DOCUMENT EXTRACT Start Marker
" I can’t help but get frustrated. The general consensus of the population is that people support organ donation and survey after survey shows that people would like to be organ donors in the event of their death. Yet there is still such a discrepancy, only 22% of people are on the organ donor register, and still the number of transplants is decreasing. Whilst I am determined to keep on raising awareness at times I feel like I am fighting a losing battle.
It is true that every day we receive messages from people who have been touched by our campaign or who have learned that they can sign up via the net and have done so straight away (this is the most common response) but I cannot contact everyone in the country to make sure they have considered the topic… and I am running out of time. I mentioned the dizziness and puffy spells at clinic, and they explained that my heart has to work pretty hard now due to teenytiny lungs, then gently told me that perhaps I need to slow down a bit. This is not what I wanted to hear. I wanted to hear that there is something miraculous that they can do to keep my lungs holding on that bit longer, to improve them a bit more and to help me last that extra mile whilst I wait for my transplant, but they can’t do that.
DOCUMENT EXTRACT End Marker
EXTRACTED INFORMATION Start Marker
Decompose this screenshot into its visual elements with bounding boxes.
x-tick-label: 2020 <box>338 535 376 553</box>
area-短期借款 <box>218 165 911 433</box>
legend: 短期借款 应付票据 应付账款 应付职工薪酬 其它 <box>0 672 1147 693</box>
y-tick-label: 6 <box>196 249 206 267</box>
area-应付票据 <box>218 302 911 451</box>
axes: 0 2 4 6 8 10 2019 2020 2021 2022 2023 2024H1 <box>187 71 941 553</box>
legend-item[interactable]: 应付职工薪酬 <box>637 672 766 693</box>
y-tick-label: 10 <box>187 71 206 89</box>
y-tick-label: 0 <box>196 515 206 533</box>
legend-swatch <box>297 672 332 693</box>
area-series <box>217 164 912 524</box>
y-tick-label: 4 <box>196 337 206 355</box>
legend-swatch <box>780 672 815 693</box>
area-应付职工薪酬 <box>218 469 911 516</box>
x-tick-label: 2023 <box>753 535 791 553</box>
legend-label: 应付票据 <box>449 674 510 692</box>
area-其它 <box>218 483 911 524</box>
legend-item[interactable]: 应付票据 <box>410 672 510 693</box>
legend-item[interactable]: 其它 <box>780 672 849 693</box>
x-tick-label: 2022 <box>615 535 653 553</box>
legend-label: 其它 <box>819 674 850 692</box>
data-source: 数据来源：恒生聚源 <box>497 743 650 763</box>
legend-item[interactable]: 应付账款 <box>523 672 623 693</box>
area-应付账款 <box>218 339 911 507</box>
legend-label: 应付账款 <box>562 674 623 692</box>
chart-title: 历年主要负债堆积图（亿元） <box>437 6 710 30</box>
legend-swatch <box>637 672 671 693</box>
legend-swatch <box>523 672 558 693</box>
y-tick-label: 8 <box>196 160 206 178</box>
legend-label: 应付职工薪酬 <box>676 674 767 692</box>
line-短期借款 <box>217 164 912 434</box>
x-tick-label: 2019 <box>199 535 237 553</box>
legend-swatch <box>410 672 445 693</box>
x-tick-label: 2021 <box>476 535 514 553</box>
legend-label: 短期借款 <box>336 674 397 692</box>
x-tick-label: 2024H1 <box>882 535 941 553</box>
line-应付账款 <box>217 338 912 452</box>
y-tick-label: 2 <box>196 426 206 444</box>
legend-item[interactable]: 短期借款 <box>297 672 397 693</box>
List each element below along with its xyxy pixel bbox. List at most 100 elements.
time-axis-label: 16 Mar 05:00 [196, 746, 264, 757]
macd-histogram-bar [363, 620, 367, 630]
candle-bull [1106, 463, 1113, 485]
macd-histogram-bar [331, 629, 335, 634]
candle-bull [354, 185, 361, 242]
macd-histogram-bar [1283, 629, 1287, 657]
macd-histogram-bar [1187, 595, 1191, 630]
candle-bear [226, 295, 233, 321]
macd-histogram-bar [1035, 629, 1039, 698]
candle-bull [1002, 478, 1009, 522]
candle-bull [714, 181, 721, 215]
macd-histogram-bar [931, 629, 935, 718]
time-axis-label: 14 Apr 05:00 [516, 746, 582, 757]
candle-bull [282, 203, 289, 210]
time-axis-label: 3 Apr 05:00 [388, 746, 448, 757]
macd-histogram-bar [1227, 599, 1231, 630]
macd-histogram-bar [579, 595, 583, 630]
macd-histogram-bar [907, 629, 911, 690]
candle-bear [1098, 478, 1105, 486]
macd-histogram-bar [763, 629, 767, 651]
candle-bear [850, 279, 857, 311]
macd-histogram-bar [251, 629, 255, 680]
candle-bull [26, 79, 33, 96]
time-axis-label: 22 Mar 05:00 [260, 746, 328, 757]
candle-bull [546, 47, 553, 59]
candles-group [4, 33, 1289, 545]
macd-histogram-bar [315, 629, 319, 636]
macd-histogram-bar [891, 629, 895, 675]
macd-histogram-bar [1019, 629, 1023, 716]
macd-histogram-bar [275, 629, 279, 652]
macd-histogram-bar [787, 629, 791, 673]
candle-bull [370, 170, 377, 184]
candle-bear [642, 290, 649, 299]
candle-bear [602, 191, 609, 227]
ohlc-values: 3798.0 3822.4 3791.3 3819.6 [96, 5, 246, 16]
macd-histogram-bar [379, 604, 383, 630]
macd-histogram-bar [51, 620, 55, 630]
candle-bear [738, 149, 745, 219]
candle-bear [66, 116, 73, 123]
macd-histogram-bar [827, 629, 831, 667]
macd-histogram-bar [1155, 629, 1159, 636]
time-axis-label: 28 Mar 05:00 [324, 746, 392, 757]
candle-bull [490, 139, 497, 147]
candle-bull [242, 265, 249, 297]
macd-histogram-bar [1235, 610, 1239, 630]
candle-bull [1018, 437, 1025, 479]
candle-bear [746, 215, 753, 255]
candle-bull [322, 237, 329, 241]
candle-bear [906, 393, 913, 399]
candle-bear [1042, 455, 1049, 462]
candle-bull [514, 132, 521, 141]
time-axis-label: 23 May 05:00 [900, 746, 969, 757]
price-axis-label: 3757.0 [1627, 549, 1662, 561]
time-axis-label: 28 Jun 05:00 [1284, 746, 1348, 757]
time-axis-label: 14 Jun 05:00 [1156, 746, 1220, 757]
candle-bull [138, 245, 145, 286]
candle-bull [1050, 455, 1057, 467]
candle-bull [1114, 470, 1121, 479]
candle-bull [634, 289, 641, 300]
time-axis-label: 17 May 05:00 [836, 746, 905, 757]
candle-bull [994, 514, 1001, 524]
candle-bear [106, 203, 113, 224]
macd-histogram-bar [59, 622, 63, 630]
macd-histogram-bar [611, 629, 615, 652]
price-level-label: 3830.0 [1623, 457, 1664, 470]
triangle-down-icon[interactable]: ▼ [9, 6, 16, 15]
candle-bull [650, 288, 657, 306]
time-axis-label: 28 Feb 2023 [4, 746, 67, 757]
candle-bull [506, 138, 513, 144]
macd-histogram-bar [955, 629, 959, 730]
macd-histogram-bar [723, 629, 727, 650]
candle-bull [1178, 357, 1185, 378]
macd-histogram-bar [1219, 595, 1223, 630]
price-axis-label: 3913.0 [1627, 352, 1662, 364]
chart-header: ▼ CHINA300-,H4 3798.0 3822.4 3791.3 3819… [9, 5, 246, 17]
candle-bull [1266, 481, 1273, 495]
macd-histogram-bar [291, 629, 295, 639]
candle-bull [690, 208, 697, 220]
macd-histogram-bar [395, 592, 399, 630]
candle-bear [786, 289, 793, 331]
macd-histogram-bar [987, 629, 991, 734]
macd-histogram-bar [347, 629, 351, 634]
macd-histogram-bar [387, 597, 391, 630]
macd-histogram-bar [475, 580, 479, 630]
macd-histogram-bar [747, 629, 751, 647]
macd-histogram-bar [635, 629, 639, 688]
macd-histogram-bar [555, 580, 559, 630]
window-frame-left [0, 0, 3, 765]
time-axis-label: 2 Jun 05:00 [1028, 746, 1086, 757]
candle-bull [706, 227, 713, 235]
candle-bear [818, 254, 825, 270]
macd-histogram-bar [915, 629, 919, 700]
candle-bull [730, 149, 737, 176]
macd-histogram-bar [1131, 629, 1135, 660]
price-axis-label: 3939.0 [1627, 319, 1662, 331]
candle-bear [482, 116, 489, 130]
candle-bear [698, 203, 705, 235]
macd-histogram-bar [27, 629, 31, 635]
EXTRACTED INFORMATION End Marker
▶ [EXERCISE INSTRUCTIONS]
A. Return, verbatim, the part of the organ donation passage that begins at "It is true that" and stops after "can’t do that.".
B. Resume the organ donation passage, picking up right after its last sentence.

▶ [ANSWERS FOR THIS EXERCISE]
A.
It is true that every day we receive messages from people who have been touched by our campaign or who have learned that they can sign up via the net and have done so straight away (this is the most common response) but I cannot contact everyone in the country to make sure they have considered the topic… and I am running out of time. I mentioned the dizziness and puffy spells at clinic, and they explained that my heart has to work pretty hard now due to teenytiny lungs, then gently told me that perhaps I need to slow down a bit. This is not what I wanted to hear. I wanted to hear that there is something miraculous that they can do to keep my lungs holding on that bit longer, to improve them a bit more and to help me last that extra mile whilst I wait for my transplant, but they can’t do that.

B.
As my mum pointed out on the way home (which made me want to deck her although it is clearly not her fault and she is 100% right) it is down to luck really. If I am lucky enough to be in the 50% that get this transplant then yay, fantastic, the possibility of some years with healthy lungs is an exciting contemplation, but because it is down to luck, this is why I have decided to go out and live life now, not cocoon away in a self preservative manner. But it still makes me sad, I am not brave, I am greedy and desperately want to keep on living."